Chart and figure data:
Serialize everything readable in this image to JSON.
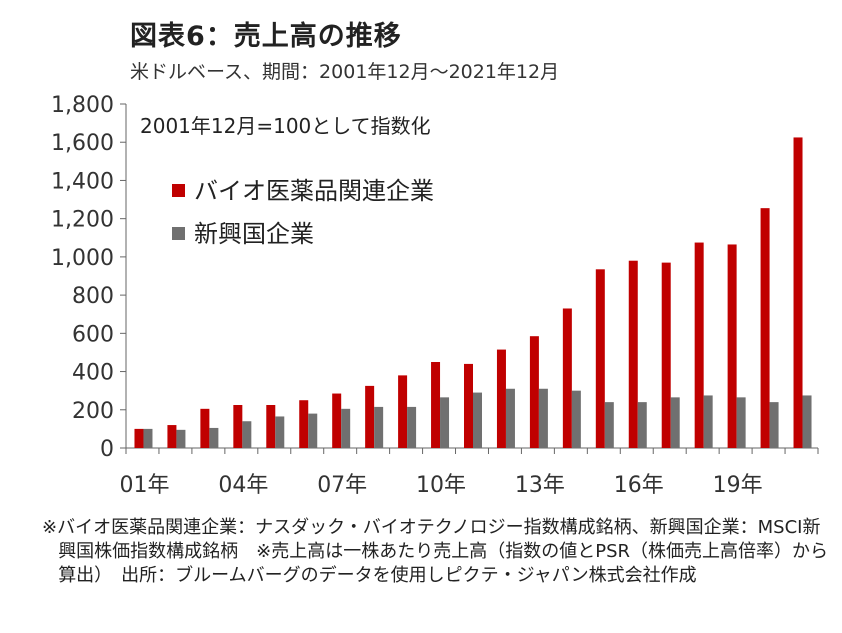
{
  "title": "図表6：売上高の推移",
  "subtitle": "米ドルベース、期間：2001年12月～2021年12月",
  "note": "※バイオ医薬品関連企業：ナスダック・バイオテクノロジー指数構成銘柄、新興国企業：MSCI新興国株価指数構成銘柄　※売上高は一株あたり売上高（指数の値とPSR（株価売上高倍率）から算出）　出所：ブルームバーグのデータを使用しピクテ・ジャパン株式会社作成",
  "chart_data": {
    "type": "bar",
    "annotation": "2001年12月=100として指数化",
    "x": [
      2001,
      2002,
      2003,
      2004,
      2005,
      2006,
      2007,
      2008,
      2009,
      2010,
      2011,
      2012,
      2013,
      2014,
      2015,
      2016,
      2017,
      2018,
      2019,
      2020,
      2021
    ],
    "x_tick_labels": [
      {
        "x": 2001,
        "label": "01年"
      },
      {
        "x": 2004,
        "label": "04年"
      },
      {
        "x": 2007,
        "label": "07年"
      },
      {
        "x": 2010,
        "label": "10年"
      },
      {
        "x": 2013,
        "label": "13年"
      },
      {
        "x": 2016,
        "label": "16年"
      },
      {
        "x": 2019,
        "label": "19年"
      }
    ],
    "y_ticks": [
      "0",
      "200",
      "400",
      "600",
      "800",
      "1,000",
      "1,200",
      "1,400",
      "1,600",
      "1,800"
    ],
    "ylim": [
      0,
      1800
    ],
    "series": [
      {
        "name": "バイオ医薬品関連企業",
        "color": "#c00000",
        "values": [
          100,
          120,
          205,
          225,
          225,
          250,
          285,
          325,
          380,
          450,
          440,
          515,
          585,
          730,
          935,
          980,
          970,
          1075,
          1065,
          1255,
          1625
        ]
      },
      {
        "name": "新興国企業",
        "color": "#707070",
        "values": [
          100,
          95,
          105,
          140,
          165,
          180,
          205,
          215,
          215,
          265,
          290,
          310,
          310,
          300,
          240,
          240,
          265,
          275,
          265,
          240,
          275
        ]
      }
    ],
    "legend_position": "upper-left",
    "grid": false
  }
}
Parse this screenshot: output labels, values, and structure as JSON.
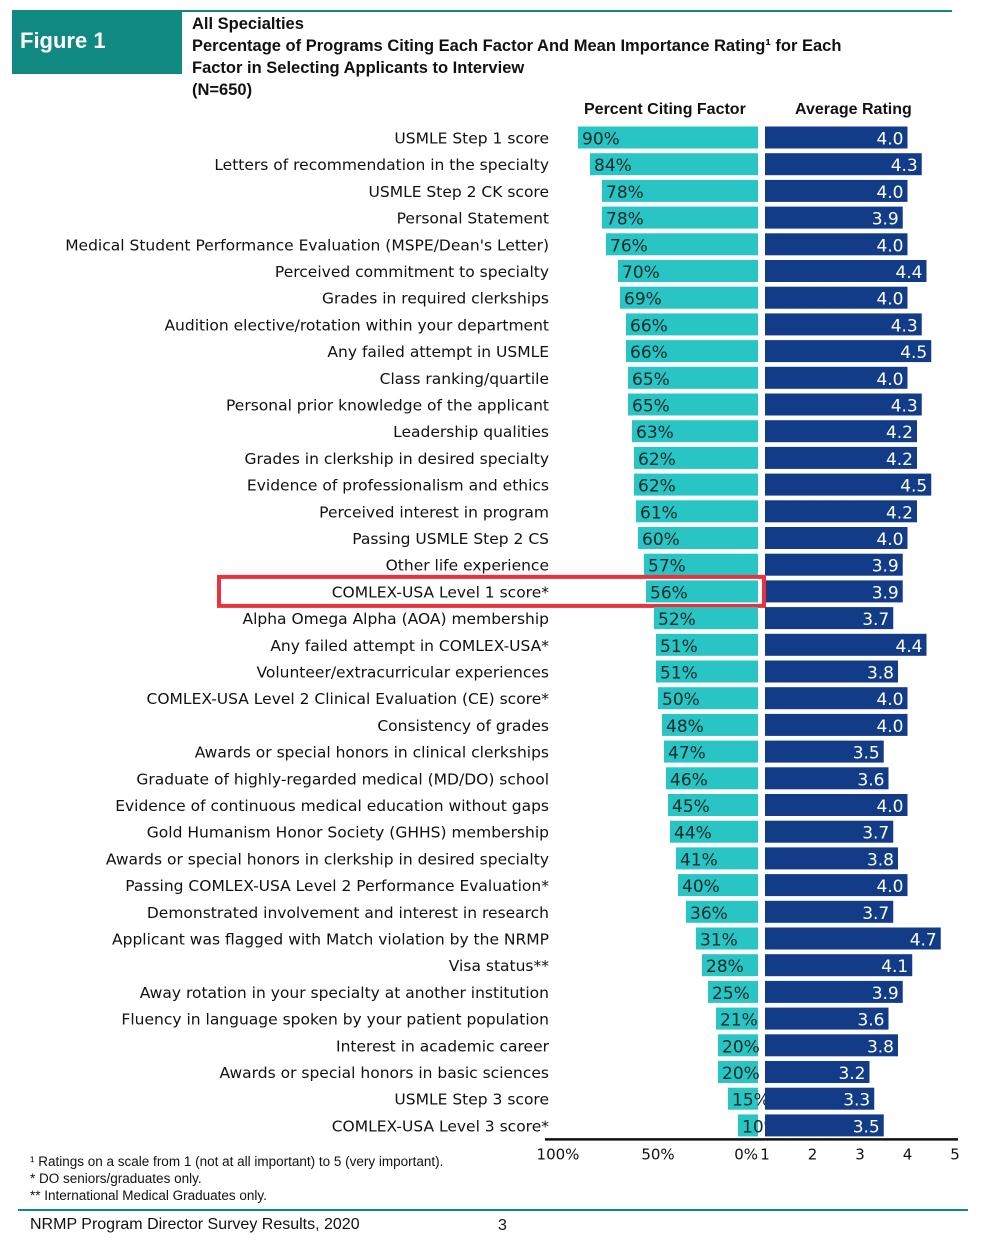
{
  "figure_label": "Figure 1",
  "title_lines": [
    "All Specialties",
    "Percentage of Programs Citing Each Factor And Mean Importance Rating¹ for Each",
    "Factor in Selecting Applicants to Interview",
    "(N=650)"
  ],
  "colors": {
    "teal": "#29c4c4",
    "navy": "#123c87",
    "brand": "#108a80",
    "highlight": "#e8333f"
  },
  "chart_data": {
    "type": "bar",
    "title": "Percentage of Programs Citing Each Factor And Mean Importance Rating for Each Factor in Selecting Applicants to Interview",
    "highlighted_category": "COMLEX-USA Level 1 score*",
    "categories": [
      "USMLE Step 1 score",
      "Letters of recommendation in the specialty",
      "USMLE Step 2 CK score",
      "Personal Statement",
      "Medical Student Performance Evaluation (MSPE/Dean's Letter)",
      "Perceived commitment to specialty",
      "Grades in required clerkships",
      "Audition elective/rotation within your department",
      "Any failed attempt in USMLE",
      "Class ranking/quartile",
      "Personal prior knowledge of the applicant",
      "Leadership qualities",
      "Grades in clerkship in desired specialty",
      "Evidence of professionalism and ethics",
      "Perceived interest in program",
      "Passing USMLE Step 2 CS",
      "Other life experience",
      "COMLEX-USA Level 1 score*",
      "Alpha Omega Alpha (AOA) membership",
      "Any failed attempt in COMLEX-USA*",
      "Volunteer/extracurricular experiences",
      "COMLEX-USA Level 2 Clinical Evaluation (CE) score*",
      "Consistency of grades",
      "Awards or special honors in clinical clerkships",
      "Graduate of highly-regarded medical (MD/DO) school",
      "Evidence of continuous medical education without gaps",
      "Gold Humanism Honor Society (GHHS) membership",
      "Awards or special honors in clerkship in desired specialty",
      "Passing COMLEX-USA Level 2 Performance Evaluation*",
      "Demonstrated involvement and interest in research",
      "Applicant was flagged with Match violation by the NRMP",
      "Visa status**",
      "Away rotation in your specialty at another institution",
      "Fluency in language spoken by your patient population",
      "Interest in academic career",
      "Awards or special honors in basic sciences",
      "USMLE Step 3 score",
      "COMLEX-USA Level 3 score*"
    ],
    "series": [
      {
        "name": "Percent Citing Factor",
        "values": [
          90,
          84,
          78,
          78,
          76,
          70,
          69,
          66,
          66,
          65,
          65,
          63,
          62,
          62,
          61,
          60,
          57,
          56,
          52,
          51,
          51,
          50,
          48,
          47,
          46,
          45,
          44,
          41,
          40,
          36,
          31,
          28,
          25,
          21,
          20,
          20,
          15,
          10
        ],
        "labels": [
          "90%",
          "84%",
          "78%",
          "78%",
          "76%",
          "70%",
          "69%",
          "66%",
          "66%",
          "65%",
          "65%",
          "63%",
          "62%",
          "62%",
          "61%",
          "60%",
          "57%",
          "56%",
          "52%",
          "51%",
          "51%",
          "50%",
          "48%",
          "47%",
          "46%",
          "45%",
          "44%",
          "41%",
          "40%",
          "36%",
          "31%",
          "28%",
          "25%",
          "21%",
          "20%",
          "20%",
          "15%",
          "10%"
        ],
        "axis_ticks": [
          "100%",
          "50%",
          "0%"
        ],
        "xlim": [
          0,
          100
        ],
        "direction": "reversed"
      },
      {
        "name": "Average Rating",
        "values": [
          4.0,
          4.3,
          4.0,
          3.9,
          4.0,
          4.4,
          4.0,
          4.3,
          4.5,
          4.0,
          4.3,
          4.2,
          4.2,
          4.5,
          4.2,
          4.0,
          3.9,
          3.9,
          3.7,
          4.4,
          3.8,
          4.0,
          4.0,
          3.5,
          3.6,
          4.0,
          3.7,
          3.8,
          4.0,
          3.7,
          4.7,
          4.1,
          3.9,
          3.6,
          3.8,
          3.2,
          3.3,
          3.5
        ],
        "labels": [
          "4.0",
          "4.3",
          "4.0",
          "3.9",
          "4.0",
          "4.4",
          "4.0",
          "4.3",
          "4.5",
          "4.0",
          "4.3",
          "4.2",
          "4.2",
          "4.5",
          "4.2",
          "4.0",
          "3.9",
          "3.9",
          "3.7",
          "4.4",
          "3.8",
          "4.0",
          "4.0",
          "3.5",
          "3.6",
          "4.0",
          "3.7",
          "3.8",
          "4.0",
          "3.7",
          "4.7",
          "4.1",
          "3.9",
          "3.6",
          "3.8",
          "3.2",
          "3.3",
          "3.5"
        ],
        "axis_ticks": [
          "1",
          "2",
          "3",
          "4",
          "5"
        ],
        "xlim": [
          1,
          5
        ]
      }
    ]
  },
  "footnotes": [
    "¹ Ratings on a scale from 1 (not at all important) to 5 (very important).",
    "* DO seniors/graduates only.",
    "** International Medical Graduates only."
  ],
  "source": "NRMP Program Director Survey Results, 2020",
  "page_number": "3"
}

→ Task statement
Out of the material above, select every line that holds the string "Evaluation".

→ Correct answer
      "Medical Student Performance Evaluation (MSPE/Dean's Letter)",
      "COMLEX-USA Level 2 Clinical Evaluation (CE) score*",
      "Passing COMLEX-USA Level 2 Performance Evaluation*",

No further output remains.